DIRECTIONS =>
Present each line of the dataset items below as a row in a Markdown table with the columns Row and Line, numbering the rows and skipping blank lines. Omit the pictures from the table.

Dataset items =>
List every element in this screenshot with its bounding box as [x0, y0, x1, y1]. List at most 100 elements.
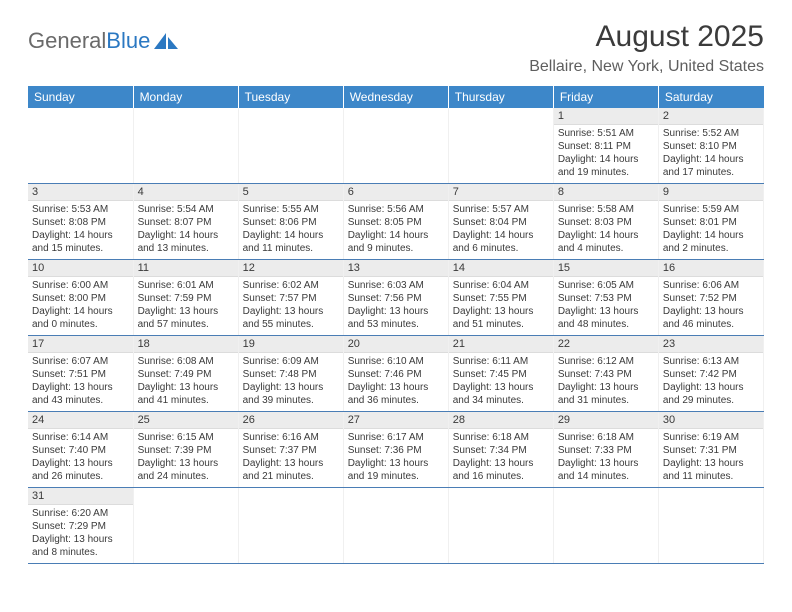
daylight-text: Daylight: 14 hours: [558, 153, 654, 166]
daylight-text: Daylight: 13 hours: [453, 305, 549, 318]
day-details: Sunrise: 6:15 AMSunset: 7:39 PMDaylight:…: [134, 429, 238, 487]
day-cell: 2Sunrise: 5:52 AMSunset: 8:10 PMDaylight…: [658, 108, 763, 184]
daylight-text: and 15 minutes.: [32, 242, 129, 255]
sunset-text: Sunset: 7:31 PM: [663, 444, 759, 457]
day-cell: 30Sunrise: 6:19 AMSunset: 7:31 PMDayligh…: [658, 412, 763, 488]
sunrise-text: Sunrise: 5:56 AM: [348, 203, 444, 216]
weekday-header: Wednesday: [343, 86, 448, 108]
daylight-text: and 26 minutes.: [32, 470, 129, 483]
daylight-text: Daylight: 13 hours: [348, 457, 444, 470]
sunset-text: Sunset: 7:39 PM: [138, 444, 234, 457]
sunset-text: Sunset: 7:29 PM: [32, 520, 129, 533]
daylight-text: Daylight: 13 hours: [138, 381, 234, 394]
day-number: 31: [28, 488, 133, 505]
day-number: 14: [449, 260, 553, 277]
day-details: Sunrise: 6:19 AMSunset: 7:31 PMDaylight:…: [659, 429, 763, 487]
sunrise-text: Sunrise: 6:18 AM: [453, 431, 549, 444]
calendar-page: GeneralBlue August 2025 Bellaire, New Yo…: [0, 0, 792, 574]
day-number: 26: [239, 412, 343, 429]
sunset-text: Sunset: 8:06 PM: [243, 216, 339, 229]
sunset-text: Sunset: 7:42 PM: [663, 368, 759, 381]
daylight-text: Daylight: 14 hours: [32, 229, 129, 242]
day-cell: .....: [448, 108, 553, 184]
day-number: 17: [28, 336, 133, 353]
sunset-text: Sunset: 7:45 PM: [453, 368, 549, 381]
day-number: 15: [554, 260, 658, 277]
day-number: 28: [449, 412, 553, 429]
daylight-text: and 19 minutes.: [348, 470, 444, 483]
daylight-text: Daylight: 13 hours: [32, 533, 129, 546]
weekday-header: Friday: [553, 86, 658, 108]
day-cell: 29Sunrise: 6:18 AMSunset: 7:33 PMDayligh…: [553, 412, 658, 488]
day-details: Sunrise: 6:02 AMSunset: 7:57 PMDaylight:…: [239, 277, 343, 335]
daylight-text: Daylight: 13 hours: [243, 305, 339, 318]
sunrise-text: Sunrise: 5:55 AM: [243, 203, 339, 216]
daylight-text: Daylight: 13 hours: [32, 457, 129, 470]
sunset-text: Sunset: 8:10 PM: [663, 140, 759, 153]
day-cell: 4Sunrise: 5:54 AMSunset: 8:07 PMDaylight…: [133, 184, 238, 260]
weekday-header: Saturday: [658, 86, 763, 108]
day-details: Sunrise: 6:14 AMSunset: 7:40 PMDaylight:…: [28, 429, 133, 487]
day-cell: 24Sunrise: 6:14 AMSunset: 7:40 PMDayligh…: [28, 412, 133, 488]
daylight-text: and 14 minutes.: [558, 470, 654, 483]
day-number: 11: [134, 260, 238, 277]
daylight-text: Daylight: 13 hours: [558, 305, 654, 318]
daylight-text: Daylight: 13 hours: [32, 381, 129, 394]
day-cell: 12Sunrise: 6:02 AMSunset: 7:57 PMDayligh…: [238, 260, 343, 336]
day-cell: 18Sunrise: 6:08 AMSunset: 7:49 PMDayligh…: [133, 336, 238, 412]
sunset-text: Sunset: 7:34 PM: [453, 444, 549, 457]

FULL SOLUTION =>
| Row | Line |
|---|---|
| 1 | List every element in this screenshot with its bounding box as [x0, y0, x1, y1]. List at most 100 elements. |
| 2 | daylight-text: Daylight: 14 hours: [558, 153, 654, 166] |
| 3 | daylight-text: Daylight: 13 hours: [453, 305, 549, 318] |
| 4 | day-details: Sunrise: 6:15 AMSunset: 7:39 PMDaylight:…: [134, 429, 238, 487] |
| 5 | day-cell: 2Sunrise: 5:52 AMSunset: 8:10 PMDaylight…: [658, 108, 763, 184] |
| 6 | daylight-text: and 15 minutes.: [32, 242, 129, 255] |
| 7 | sunset-text: Sunset: 7:31 PM: [663, 444, 759, 457] |
| 8 | day-cell: 30Sunrise: 6:19 AMSunset: 7:31 PMDayligh…: [658, 412, 763, 488] |
| 9 | sunrise-text: Sunrise: 5:56 AM: [348, 203, 444, 216] |
| 10 | weekday-header: Wednesday: [343, 86, 448, 108] |
| 11 | daylight-text: and 26 minutes.: [32, 470, 129, 483] |
| 12 | daylight-text: Daylight: 13 hours: [348, 457, 444, 470] |
| 13 | sunset-text: Sunset: 7:39 PM: [138, 444, 234, 457] |
| 14 | sunset-text: Sunset: 7:29 PM: [32, 520, 129, 533] |
| 15 | daylight-text: Daylight: 13 hours: [138, 381, 234, 394] |
| 16 | day-number: 31: [28, 488, 133, 505] |
| 17 | day-number: 14: [449, 260, 553, 277] |
| 18 | day-details: Sunrise: 6:19 AMSunset: 7:31 PMDaylight:…: [659, 429, 763, 487] |
| 19 | sunrise-text: Sunrise: 6:18 AM: [453, 431, 549, 444] |
| 20 | calendar-page: GeneralBlue August 2025 Bellaire, New Yo…: [0, 0, 792, 574] |
| 21 | day-number: 26: [239, 412, 343, 429] |
| 22 | sunset-text: Sunset: 8:06 PM: [243, 216, 339, 229] |
| 23 | sunset-text: Sunset: 7:42 PM: [663, 368, 759, 381] |
| 24 | daylight-text: Daylight: 14 hours: [32, 229, 129, 242] |
| 25 | day-cell: .....: [448, 108, 553, 184] |
| 26 | day-number: 17: [28, 336, 133, 353] |
| 27 | sunset-text: Sunset: 7:45 PM: [453, 368, 549, 381] |
| 28 | day-number: 15: [554, 260, 658, 277] |
| 29 | day-number: 28: [449, 412, 553, 429] |
| 30 | daylight-text: and 19 minutes.: [348, 470, 444, 483] |
| 31 | daylight-text: Daylight: 13 hours: [32, 533, 129, 546] |
| 32 | weekday-header: Friday: [553, 86, 658, 108] |
| 33 | day-cell: 29Sunrise: 6:18 AMSunset: 7:33 PMDayligh…: [553, 412, 658, 488] |
| 34 | day-details: Sunrise: 6:02 AMSunset: 7:57 PMDaylight:…: [239, 277, 343, 335] |
| 35 | daylight-text: Daylight: 13 hours: [243, 305, 339, 318] |
| 36 | sunrise-text: Sunrise: 5:55 AM: [243, 203, 339, 216] |
| 37 | daylight-text: Daylight: 13 hours: [32, 457, 129, 470] |
| 38 | sunset-text: Sunset: 8:10 PM: [663, 140, 759, 153] |
| 39 | day-cell: 4Sunrise: 5:54 AMSunset: 8:07 PMDaylight…: [133, 184, 238, 260] |
| 40 | weekday-header: Saturday: [658, 86, 763, 108] |
| 41 | day-details: Sunrise: 6:14 AMSunset: 7:40 PMDaylight:…: [28, 429, 133, 487] |
| 42 | day-cell: 24Sunrise: 6:14 AMSunset: 7:40 PMDayligh…: [28, 412, 133, 488] |
| 43 | daylight-text: and 14 minutes.: [558, 470, 654, 483] |
| 44 | day-number: 11: [134, 260, 238, 277] |
| 45 | daylight-text: Daylight: 13 hours: [558, 305, 654, 318] |
| 46 | daylight-text: Daylight: 13 hours: [32, 381, 129, 394] |
| 47 | day-cell: 12Sunrise: 6:02 AMSunset: 7:57 PMDayligh…: [238, 260, 343, 336] |
| 48 | day-cell: 18Sunrise: 6:08 AMSunset: 7:49 PMDayligh…: [133, 336, 238, 412] |
| 49 | sunset-text: Sunset: 7:34 PM: [453, 444, 549, 457] |